**Problem to solve**.
How many of the lines contain the string "placement"? Give the number, with no other words.

(begin)

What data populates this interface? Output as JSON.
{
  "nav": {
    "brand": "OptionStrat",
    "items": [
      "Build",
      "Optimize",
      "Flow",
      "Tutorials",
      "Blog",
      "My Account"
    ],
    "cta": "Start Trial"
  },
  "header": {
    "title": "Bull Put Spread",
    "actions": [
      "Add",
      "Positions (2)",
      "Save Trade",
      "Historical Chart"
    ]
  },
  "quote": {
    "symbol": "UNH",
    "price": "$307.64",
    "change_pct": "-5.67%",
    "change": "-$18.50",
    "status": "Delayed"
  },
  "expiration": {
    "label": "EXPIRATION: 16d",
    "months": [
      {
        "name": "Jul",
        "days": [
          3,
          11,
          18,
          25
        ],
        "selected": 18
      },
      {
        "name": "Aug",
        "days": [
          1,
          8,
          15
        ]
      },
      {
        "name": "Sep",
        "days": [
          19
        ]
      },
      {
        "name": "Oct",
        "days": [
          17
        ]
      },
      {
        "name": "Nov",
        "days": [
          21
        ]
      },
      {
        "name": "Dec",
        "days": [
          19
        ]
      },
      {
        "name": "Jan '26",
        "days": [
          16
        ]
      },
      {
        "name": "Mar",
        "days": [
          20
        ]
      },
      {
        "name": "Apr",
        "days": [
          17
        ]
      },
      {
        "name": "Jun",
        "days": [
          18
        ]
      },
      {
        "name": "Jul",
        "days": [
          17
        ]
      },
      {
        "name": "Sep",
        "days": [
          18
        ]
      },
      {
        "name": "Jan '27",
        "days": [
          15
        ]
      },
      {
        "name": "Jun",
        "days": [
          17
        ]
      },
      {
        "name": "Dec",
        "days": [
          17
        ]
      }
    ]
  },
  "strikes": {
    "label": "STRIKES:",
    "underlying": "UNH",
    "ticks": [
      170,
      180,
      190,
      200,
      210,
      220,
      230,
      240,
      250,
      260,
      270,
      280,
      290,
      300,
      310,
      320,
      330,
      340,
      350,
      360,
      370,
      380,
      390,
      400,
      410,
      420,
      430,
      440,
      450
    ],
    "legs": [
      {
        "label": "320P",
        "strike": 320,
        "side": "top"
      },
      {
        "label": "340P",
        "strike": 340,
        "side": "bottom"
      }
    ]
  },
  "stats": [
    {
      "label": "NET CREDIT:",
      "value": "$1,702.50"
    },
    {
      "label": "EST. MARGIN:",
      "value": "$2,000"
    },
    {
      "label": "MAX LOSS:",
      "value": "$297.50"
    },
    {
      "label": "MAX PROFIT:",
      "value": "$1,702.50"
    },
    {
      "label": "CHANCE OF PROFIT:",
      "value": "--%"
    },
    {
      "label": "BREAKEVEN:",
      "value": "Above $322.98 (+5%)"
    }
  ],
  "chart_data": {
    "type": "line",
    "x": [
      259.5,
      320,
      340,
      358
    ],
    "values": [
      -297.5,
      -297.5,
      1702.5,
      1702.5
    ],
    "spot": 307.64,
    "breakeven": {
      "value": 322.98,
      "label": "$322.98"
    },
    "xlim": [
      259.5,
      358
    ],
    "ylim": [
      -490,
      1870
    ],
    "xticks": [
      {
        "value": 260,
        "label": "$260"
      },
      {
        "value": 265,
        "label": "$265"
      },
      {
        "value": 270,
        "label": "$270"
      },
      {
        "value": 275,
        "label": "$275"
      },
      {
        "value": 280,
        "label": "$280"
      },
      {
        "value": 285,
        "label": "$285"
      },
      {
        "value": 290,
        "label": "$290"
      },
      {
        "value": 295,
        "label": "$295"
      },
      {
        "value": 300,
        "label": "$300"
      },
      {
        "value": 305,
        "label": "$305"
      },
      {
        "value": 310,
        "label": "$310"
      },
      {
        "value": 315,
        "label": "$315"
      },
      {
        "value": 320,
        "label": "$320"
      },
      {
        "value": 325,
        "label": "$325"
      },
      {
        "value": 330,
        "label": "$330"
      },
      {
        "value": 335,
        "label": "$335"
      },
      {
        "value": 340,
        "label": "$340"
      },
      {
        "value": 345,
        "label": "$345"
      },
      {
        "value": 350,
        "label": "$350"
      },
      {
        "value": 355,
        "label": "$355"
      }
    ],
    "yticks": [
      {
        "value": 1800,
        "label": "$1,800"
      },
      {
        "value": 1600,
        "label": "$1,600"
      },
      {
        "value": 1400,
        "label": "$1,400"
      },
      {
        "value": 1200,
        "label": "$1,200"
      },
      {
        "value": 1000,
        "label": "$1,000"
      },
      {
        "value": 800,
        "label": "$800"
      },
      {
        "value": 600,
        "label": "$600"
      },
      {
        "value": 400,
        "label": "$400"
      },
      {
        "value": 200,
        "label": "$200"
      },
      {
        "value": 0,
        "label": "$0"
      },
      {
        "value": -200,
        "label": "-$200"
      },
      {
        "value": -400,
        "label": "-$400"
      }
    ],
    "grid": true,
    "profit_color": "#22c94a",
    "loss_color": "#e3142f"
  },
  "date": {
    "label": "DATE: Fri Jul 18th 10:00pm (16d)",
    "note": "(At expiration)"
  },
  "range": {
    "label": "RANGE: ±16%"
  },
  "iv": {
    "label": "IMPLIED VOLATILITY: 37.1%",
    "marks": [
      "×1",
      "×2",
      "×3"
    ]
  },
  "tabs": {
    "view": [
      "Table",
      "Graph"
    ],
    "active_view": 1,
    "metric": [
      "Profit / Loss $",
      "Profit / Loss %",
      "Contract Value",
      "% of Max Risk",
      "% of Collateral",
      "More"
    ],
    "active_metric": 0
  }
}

(end)
(begin)

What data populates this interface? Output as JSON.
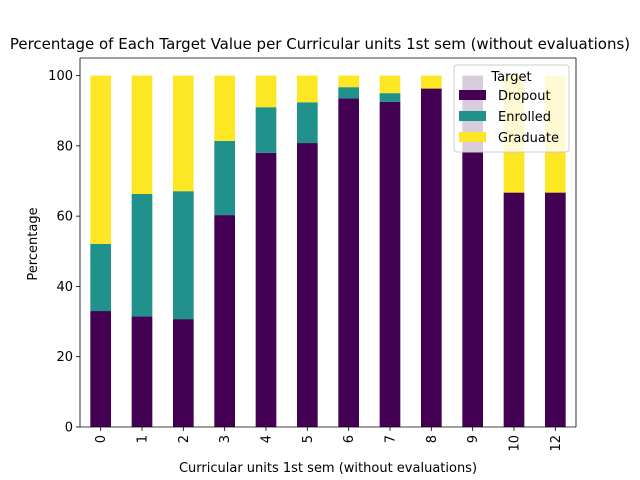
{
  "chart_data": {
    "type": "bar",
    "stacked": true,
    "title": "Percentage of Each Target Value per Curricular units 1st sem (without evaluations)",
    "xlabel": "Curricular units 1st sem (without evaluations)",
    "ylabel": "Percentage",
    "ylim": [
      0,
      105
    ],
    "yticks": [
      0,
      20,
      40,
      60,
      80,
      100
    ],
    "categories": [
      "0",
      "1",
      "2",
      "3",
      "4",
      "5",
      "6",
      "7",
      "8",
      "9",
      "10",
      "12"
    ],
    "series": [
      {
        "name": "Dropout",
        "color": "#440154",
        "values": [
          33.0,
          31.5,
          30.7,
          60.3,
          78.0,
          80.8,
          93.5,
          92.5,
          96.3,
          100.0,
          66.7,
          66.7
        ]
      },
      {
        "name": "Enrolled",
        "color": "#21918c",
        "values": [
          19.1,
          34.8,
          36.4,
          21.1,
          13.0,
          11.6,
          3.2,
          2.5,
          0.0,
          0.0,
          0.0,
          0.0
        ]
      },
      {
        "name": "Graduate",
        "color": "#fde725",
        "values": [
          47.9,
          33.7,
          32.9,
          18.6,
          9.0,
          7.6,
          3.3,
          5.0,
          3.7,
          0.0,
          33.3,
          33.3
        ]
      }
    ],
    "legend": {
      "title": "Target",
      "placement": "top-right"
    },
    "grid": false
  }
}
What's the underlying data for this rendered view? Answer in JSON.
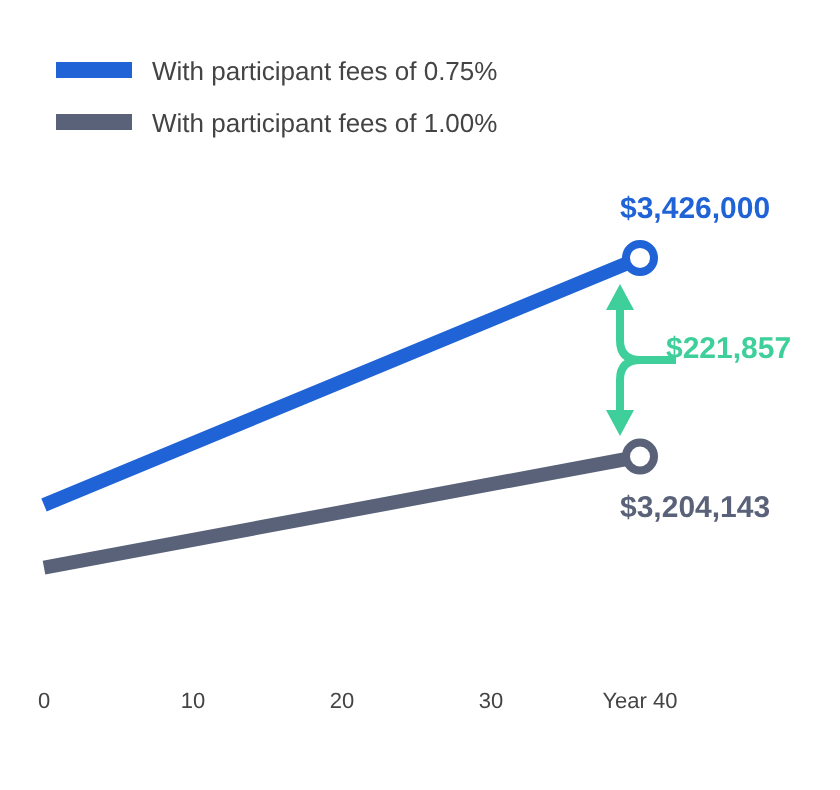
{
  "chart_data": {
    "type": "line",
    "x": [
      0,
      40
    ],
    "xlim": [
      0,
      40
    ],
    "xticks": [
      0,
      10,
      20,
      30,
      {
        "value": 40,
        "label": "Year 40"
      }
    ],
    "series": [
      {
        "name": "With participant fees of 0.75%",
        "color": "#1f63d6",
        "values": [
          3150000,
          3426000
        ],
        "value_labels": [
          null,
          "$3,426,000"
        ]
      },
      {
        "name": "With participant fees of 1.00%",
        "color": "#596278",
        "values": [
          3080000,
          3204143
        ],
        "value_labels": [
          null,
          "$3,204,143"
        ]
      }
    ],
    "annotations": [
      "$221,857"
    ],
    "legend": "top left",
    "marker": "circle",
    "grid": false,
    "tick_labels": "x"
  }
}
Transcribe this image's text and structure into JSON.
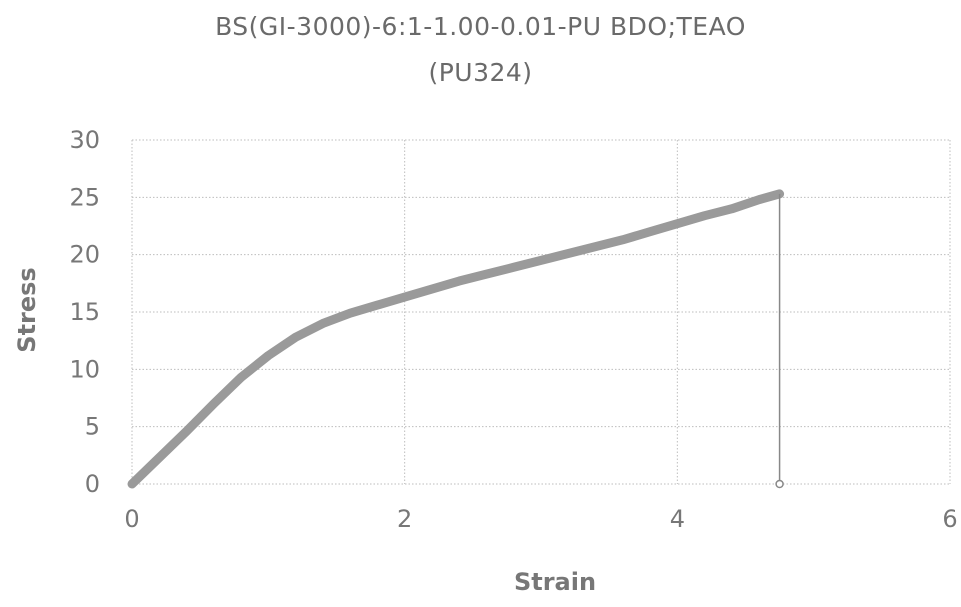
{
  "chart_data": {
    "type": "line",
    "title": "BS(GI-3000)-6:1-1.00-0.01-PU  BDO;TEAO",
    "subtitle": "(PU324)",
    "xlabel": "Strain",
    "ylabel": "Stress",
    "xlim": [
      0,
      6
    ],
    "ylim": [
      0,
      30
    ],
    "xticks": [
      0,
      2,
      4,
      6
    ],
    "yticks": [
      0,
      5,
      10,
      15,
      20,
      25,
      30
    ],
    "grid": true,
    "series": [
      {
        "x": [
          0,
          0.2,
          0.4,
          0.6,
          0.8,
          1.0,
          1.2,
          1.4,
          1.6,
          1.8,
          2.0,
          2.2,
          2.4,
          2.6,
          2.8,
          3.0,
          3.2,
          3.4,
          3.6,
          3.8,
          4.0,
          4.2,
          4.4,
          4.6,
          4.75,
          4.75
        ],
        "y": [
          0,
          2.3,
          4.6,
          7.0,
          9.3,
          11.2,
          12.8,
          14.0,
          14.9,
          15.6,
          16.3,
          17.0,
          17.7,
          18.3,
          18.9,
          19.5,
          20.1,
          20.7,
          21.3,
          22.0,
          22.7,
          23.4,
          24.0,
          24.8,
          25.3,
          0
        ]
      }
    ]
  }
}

(end)
(begin)

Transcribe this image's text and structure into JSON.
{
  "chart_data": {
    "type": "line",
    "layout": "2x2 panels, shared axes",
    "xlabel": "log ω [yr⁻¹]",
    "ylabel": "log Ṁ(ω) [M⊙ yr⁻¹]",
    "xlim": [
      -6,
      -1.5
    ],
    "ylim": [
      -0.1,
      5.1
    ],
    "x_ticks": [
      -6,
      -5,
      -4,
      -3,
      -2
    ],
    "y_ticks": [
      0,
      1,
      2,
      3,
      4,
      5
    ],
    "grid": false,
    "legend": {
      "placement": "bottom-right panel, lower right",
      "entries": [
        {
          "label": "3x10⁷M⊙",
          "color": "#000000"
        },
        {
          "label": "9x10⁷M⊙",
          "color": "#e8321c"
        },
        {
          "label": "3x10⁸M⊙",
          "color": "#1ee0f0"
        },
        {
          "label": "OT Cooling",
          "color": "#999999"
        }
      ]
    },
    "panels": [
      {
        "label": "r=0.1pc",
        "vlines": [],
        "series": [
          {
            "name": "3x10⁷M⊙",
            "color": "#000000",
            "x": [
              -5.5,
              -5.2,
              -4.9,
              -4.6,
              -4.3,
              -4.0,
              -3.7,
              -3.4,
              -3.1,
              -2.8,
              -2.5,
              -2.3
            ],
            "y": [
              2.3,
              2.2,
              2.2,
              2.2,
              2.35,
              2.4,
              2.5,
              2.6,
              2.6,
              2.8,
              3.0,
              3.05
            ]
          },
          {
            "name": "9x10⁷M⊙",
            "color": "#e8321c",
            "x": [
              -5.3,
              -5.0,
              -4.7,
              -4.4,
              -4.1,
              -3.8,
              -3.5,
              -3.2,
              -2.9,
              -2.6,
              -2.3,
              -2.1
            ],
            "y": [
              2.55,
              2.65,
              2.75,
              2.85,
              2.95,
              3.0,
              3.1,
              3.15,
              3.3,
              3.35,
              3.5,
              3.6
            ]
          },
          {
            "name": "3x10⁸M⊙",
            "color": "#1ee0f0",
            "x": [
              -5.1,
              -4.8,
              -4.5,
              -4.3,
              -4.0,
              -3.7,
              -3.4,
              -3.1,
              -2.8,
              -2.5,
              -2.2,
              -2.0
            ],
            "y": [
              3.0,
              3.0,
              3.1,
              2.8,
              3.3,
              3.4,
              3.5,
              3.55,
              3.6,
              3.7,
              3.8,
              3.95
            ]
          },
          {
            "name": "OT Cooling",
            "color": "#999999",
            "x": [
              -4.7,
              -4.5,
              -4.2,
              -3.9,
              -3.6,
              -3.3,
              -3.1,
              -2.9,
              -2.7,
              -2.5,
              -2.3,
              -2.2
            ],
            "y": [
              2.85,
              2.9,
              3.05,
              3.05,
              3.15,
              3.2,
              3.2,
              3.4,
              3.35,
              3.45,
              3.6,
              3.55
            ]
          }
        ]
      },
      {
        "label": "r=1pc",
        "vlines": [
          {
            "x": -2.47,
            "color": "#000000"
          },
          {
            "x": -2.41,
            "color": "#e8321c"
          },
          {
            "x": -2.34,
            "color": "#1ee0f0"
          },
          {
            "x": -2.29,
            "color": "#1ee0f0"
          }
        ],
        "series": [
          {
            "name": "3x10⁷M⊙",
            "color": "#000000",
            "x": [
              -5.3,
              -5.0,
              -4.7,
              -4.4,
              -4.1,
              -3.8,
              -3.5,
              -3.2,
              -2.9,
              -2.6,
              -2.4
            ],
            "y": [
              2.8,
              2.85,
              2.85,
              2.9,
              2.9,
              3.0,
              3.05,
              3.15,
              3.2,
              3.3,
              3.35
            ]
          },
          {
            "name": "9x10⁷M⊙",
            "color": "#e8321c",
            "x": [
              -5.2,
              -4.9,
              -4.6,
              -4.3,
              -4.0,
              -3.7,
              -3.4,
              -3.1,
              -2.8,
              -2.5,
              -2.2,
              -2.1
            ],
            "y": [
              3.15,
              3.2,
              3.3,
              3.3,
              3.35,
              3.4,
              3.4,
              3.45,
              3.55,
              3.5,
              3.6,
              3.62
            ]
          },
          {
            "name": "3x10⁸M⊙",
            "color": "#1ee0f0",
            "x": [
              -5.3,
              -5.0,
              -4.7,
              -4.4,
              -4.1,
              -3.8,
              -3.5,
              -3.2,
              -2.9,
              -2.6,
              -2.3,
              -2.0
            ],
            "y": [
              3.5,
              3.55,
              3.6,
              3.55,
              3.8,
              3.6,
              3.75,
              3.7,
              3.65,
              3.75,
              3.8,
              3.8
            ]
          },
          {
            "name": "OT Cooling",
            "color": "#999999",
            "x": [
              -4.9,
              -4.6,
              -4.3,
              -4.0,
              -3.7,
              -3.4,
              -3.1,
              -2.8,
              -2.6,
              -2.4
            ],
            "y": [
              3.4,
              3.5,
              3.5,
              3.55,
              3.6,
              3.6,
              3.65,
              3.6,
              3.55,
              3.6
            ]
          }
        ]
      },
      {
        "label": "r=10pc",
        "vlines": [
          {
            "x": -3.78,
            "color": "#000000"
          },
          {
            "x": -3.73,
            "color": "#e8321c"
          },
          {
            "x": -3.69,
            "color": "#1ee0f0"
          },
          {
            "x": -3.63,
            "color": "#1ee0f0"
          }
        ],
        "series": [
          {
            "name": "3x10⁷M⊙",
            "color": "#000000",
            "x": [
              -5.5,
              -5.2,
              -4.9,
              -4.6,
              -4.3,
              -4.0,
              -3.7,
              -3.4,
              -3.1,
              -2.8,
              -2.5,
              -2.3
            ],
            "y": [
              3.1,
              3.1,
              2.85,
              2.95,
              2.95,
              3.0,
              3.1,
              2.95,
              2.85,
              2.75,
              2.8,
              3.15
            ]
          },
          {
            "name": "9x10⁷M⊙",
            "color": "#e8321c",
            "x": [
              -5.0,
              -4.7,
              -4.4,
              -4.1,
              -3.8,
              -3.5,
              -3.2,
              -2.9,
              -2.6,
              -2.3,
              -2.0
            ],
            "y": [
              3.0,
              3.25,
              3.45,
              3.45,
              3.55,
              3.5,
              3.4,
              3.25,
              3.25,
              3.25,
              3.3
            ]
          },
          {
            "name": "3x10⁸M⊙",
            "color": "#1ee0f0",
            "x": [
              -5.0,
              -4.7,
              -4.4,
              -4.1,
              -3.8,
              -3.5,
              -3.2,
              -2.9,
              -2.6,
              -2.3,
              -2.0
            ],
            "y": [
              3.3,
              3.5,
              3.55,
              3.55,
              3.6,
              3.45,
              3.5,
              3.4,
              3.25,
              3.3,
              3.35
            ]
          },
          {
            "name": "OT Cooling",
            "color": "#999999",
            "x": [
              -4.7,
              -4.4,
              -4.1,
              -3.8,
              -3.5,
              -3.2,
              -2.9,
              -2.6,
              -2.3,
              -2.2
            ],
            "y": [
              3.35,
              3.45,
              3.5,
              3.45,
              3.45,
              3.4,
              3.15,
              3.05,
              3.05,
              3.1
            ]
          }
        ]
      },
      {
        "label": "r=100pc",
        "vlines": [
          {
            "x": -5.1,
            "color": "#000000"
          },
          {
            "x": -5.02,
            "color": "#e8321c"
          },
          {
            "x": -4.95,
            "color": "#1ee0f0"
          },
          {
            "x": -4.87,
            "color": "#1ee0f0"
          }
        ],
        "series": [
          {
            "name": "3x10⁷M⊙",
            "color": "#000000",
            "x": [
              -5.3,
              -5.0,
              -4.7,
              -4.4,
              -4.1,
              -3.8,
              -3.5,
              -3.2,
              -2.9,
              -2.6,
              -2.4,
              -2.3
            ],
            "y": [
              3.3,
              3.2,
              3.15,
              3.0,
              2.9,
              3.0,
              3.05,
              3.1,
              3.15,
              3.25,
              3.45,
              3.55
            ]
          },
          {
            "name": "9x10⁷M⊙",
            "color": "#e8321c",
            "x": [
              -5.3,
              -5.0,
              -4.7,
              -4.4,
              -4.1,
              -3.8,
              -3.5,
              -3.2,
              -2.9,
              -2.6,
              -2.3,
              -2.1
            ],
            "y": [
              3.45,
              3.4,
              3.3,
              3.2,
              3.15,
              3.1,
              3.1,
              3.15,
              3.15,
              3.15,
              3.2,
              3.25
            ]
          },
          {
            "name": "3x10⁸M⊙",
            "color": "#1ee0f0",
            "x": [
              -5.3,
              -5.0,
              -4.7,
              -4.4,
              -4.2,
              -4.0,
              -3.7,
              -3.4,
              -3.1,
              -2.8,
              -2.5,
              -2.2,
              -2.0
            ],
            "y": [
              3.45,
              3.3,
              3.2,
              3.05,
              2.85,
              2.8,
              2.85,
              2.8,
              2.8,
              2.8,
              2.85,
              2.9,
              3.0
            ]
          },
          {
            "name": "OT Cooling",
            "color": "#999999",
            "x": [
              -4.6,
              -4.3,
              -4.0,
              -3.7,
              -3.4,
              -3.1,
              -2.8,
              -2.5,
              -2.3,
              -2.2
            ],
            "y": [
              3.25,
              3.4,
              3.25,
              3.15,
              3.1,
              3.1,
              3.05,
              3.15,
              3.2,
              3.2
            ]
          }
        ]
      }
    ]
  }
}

(end)

**Correct result**.
2